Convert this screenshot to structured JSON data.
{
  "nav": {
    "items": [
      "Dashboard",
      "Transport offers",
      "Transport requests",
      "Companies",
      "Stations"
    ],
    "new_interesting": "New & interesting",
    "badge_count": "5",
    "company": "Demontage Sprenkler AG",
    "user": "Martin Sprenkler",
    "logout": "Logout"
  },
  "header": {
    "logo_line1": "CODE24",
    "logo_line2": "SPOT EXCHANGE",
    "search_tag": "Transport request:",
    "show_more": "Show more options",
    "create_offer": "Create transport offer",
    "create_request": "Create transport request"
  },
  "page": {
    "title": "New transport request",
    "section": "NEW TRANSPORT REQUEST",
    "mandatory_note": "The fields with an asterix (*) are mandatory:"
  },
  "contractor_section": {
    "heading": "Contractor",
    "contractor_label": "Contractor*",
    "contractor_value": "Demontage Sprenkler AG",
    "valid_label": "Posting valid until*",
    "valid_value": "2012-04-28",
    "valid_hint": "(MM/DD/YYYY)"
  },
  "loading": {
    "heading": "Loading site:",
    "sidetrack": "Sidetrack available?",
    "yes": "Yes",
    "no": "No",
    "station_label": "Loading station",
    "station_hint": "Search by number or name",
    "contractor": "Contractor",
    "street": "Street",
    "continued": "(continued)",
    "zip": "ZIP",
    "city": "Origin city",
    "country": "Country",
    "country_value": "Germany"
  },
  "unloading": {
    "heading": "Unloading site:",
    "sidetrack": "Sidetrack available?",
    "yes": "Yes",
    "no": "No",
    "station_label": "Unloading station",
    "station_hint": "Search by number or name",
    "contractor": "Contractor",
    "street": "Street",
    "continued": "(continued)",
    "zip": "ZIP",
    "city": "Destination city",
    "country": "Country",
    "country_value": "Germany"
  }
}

========

Hand back the material above in full, exactly as written.

**Solution to this problem:**
Convert this screenshot to structured JSON data.
{
  "nav": {
    "items": [
      "Dashboard",
      "Transport offers",
      "Transport requests",
      "Companies",
      "Stations"
    ],
    "new_interesting": "New & interesting",
    "badge_count": "5",
    "company": "Demontage Sprenkler AG",
    "user": "Martin Sprenkler",
    "logout": "Logout"
  },
  "header": {
    "logo_line1": "CODE24",
    "logo_line2": "SPOT EXCHANGE",
    "search_tag": "Transport request:",
    "show_more": "Show more options",
    "create_offer": "Create transport offer",
    "create_request": "Create transport request"
  },
  "page": {
    "title": "New transport request",
    "section": "NEW TRANSPORT REQUEST",
    "mandatory_note": "The fields with an asterix (*) are mandatory:"
  },
  "contractor_section": {
    "heading": "Contractor",
    "contractor_label": "Contractor*",
    "contractor_value": "Demontage Sprenkler AG",
    "valid_label": "Posting valid until*",
    "valid_value": "2012-04-28",
    "valid_hint": "(MM/DD/YYYY)"
  },
  "loading": {
    "heading": "Loading site:",
    "sidetrack": "Sidetrack available?",
    "yes": "Yes",
    "no": "No",
    "station_label": "Loading station",
    "station_hint": "Search by number or name",
    "contractor": "Contractor",
    "street": "Street",
    "continued": "(continued)",
    "zip": "ZIP",
    "city": "Origin city",
    "country": "Country",
    "country_value": "Germany"
  },
  "unloading": {
    "heading": "Unloading site:",
    "sidetrack": "Sidetrack available?",
    "yes": "Yes",
    "no": "No",
    "station_label": "Unloading station",
    "station_hint": "Search by number or name",
    "contractor": "Contractor",
    "street": "Street",
    "continued": "(continued)",
    "zip": "ZIP",
    "city": "Destination city",
    "country": "Country",
    "country_value": "Germany"
  }
}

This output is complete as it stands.